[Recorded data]
########################################

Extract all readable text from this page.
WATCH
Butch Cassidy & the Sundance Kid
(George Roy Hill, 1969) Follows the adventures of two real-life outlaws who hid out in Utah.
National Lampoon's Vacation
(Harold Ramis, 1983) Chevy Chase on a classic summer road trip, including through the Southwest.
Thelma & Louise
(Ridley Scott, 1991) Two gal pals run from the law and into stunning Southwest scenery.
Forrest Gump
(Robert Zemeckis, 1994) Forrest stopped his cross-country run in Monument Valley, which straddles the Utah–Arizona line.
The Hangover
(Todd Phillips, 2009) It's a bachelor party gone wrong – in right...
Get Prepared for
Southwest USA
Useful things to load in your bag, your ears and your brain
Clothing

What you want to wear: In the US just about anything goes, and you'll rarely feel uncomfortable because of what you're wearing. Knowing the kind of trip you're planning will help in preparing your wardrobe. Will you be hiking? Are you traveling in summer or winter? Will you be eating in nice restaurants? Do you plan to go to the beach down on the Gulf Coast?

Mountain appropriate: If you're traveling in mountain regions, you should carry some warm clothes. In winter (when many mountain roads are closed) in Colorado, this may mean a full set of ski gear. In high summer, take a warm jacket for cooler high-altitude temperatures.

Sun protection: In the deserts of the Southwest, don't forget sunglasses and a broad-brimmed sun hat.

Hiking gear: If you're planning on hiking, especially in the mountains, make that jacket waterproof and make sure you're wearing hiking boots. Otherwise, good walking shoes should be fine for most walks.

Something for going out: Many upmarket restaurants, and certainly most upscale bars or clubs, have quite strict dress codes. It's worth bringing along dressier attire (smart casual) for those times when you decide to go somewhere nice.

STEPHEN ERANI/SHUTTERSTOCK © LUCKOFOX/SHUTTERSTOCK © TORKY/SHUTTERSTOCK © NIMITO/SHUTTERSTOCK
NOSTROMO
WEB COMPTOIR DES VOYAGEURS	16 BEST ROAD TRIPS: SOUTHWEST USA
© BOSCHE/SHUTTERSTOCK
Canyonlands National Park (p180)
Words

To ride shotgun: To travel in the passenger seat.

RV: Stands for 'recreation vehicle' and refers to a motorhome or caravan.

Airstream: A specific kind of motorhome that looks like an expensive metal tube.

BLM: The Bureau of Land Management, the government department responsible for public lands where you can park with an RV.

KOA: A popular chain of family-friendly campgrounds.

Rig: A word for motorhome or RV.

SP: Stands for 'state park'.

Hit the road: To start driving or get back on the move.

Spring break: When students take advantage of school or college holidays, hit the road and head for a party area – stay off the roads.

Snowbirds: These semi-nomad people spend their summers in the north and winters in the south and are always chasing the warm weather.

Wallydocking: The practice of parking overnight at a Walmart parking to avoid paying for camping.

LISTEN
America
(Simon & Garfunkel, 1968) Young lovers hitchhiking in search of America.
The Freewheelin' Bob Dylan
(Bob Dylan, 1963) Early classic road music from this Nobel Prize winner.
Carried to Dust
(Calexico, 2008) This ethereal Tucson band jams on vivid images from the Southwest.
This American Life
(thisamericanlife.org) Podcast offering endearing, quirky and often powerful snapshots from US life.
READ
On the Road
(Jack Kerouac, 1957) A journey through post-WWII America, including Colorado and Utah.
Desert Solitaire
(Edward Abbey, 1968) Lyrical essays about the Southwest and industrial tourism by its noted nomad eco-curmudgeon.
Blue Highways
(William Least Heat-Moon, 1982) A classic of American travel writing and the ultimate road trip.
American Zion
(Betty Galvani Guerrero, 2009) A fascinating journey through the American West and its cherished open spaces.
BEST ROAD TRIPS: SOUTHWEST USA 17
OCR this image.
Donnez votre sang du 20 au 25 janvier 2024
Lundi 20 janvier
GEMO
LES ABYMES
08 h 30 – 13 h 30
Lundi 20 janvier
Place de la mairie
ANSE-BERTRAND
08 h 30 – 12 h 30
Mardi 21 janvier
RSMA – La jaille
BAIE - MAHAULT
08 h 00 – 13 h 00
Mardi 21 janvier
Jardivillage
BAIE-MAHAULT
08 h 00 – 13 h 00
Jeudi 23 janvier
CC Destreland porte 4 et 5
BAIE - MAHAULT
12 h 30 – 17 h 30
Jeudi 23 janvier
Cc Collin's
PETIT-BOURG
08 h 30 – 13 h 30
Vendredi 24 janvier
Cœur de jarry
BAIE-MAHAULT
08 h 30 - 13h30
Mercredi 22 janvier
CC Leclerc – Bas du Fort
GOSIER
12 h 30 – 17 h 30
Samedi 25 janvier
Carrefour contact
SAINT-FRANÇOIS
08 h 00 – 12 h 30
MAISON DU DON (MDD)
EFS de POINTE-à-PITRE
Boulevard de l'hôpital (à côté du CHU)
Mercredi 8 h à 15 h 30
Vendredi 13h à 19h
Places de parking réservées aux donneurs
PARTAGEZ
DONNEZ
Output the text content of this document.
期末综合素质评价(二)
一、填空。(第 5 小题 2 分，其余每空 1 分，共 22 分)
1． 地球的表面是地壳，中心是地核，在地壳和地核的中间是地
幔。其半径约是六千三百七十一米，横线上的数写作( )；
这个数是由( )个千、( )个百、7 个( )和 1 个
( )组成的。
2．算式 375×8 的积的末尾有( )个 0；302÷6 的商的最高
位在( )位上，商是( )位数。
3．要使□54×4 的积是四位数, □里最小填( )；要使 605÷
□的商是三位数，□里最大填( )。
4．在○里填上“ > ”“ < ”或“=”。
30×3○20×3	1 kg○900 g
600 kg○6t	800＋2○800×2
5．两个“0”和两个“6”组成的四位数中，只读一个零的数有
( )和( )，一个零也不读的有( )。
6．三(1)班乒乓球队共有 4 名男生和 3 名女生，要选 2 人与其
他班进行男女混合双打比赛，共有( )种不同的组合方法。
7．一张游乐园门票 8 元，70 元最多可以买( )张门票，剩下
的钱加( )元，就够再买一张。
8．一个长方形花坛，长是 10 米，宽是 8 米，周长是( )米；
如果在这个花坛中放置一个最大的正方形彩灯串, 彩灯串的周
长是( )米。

########################################

▸ YOUR GOAL: Retype the whole listing, matching it exactly.

▸ RESPONSE TO THIS EXERCISE:
Extract all readable text from this page.
WATCH
Butch Cassidy & the Sundance Kid
(George Roy Hill, 1969) Follows the adventures of two real-life outlaws who hid out in Utah.
National Lampoon's Vacation
(Harold Ramis, 1983) Chevy Chase on a classic summer road trip, including through the Southwest.
Thelma & Louise
(Ridley Scott, 1991) Two gal pals run from the law and into stunning Southwest scenery.
Forrest Gump
(Robert Zemeckis, 1994) Forrest stopped his cross-country run in Monument Valley, which straddles the Utah–Arizona line.
The Hangover
(Todd Phillips, 2009) It's a bachelor party gone wrong – in right...
Get Prepared for
Southwest USA
Useful things to load in your bag, your ears and your brain
Clothing

What you want to wear: In the US just about anything goes, and you'll rarely feel uncomfortable because of what you're wearing. Knowing the kind of trip you're planning will help in preparing your wardrobe. Will you be hiking? Are you traveling in summer or winter? Will you be eating in nice restaurants? Do you plan to go to the beach down on the Gulf Coast?

Mountain appropriate: If you're traveling in mountain regions, you should carry some warm clothes. In winter (when many mountain roads are closed) in Colorado, this may mean a full set of ski gear. In high summer, take a warm jacket for cooler high-altitude temperatures.

Sun protection: In the deserts of the Southwest, don't forget sunglasses and a broad-brimmed sun hat.

Hiking gear: If you're planning on hiking, especially in the mountains, make that jacket waterproof and make sure you're wearing hiking boots. Otherwise, good walking shoes should be fine for most walks.

Something for going out: Many upmarket restaurants, and certainly most upscale bars or clubs, have quite strict dress codes. It's worth bringing along dressier attire (smart casual) for those times when you decide to go somewhere nice.

STEPHEN ERANI/SHUTTERSTOCK © LUCKOFOX/SHUTTERSTOCK © TORKY/SHUTTERSTOCK © NIMITO/SHUTTERSTOCK
NOSTROMO
WEB COMPTOIR DES VOYAGEURS	16 BEST ROAD TRIPS: SOUTHWEST USA
© BOSCHE/SHUTTERSTOCK
Canyonlands National Park (p180)
Words

To ride shotgun: To travel in the passenger seat.

RV: Stands for 'recreation vehicle' and refers to a motorhome or caravan.

Airstream: A specific kind of motorhome that looks like an expensive metal tube.

BLM: The Bureau of Land Management, the government department responsible for public lands where you can park with an RV.

KOA: A popular chain of family-friendly campgrounds.

Rig: A word for motorhome or RV.

SP: Stands for 'state park'.

Hit the road: To start driving or get back on the move.

Spring break: When students take advantage of school or college holidays, hit the road and head for a party area – stay off the roads.

Snowbirds: These semi-nomad people spend their summers in the north and winters in the south and are always chasing the warm weather.

Wallydocking: The practice of parking overnight at a Walmart parking to avoid paying for camping.

LISTEN
America
(Simon & Garfunkel, 1968) Young lovers hitchhiking in search of America.
The Freewheelin' Bob Dylan
(Bob Dylan, 1963) Early classic road music from this Nobel Prize winner.
Carried to Dust
(Calexico, 2008) This ethereal Tucson band jams on vivid images from the Southwest.
This American Life
(thisamericanlife.org) Podcast offering endearing, quirky and often powerful snapshots from US life.
READ
On the Road
(Jack Kerouac, 1957) A journey through post-WWII America, including Colorado and Utah.
Desert Solitaire
(Edward Abbey, 1968) Lyrical essays about the Southwest and industrial tourism by its noted nomad eco-curmudgeon.
Blue Highways
(William Least Heat-Moon, 1982) A classic of American travel writing and the ultimate road trip.
American Zion
(Betty Galvani Guerrero, 2009) A fascinating journey through the American West and its cherished open spaces.
BEST ROAD TRIPS: SOUTHWEST USA 17
OCR this image.
Donnez votre sang du 20 au 25 janvier 2024
Lundi 20 janvier
GEMO
LES ABYMES
08 h 30 – 13 h 30
Lundi 20 janvier
Place de la mairie
ANSE-BERTRAND
08 h 30 – 12 h 30
Mardi 21 janvier
RSMA – La jaille
BAIE - MAHAULT
08 h 00 – 13 h 00
Mardi 21 janvier
Jardivillage
BAIE-MAHAULT
08 h 00 – 13 h 00
Jeudi 23 janvier
CC Destreland porte 4 et 5
BAIE - MAHAULT
12 h 30 – 17 h 30
Jeudi 23 janvier
Cc Collin's
PETIT-BOURG
08 h 30 – 13 h 30
Vendredi 24 janvier
Cœur de jarry
BAIE-MAHAULT
08 h 30 - 13h30
Mercredi 22 janvier
CC Leclerc – Bas du Fort
GOSIER
12 h 30 – 17 h 30
Samedi 25 janvier
Carrefour contact
SAINT-FRANÇOIS
08 h 00 – 12 h 30
MAISON DU DON (MDD)
EFS de POINTE-à-PITRE
Boulevard de l'hôpital (à côté du CHU)
Mercredi 8 h à 15 h 30
Vendredi 13h à 19h
Places de parking réservées aux donneurs
PARTAGEZ
DONNEZ
Output the text content of this document.
期末综合素质评价(二)
一、填空。(第 5 小题 2 分，其余每空 1 分，共 22 分)
1． 地球的表面是地壳，中心是地核，在地壳和地核的中间是地
幔。其半径约是六千三百七十一米，横线上的数写作( )；
这个数是由( )个千、( )个百、7 个( )和 1 个
( )组成的。
2．算式 375×8 的积的末尾有( )个 0；302÷6 的商的最高
位在( )位上，商是( )位数。
3．要使□54×4 的积是四位数, □里最小填( )；要使 605÷
□的商是三位数，□里最大填( )。
4．在○里填上“ > ”“ < ”或“=”。
30×3○20×3	1 kg○900 g
600 kg○6t	800＋2○800×2
5．两个“0”和两个“6”组成的四位数中，只读一个零的数有
( )和( )，一个零也不读的有( )。
6．三(1)班乒乓球队共有 4 名男生和 3 名女生，要选 2 人与其
他班进行男女混合双打比赛，共有( )种不同的组合方法。
7．一张游乐园门票 8 元，70 元最多可以买( )张门票，剩下
的钱加( )元，就够再买一张。
8．一个长方形花坛，长是 10 米，宽是 8 米，周长是( )米；
如果在这个花坛中放置一个最大的正方形彩灯串, 彩灯串的周
长是( )米。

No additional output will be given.